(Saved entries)

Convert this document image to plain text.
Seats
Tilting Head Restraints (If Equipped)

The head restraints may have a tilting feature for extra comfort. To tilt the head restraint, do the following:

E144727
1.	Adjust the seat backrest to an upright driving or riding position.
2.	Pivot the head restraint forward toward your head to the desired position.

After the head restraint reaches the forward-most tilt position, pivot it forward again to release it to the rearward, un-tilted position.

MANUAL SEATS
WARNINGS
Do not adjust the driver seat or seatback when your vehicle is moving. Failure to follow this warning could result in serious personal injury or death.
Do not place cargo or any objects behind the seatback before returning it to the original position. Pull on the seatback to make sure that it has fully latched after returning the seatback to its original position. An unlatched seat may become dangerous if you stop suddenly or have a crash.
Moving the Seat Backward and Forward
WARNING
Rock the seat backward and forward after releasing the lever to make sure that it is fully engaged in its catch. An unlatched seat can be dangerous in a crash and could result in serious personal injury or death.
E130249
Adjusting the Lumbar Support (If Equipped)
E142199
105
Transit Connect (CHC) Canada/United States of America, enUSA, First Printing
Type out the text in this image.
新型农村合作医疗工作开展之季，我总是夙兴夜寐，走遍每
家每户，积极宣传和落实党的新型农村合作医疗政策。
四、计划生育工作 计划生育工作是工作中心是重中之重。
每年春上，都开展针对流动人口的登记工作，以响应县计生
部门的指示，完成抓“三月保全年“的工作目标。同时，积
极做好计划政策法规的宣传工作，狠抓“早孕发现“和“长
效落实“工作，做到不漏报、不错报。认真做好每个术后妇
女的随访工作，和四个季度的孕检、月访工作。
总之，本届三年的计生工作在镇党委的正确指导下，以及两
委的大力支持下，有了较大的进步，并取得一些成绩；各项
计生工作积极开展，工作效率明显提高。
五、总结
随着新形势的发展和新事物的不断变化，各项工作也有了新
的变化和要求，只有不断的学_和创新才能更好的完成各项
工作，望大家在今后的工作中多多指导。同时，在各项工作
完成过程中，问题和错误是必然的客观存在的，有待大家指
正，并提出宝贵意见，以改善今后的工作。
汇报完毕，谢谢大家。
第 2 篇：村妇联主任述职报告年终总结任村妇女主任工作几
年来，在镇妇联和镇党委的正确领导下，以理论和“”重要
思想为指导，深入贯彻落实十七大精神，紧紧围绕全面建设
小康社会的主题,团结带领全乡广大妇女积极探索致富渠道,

*WHAT IS BEING ASKED:* Quote, without alteration, the final stretch of the entries: the line with "Type out the text in this image." onward to the last line.

*WRITTEN SOLUTION:*
Type out the text in this image.
新型农村合作医疗工作开展之季，我总是夙兴夜寐，走遍每
家每户，积极宣传和落实党的新型农村合作医疗政策。
四、计划生育工作 计划生育工作是工作中心是重中之重。
每年春上，都开展针对流动人口的登记工作，以响应县计生
部门的指示，完成抓“三月保全年“的工作目标。同时，积
极做好计划政策法规的宣传工作，狠抓“早孕发现“和“长
效落实“工作，做到不漏报、不错报。认真做好每个术后妇
女的随访工作，和四个季度的孕检、月访工作。
总之，本届三年的计生工作在镇党委的正确指导下，以及两
委的大力支持下，有了较大的进步，并取得一些成绩；各项
计生工作积极开展，工作效率明显提高。
五、总结
随着新形势的发展和新事物的不断变化，各项工作也有了新
的变化和要求，只有不断的学_和创新才能更好的完成各项
工作，望大家在今后的工作中多多指导。同时，在各项工作
完成过程中，问题和错误是必然的客观存在的，有待大家指
正，并提出宝贵意见，以改善今后的工作。
汇报完毕，谢谢大家。
第 2 篇：村妇联主任述职报告年终总结任村妇女主任工作几
年来，在镇妇联和镇党委的正确领导下，以理论和“”重要
思想为指导，深入贯彻落实十七大精神，紧紧围绕全面建设
小康社会的主题,团结带领全乡广大妇女积极探索致富渠道,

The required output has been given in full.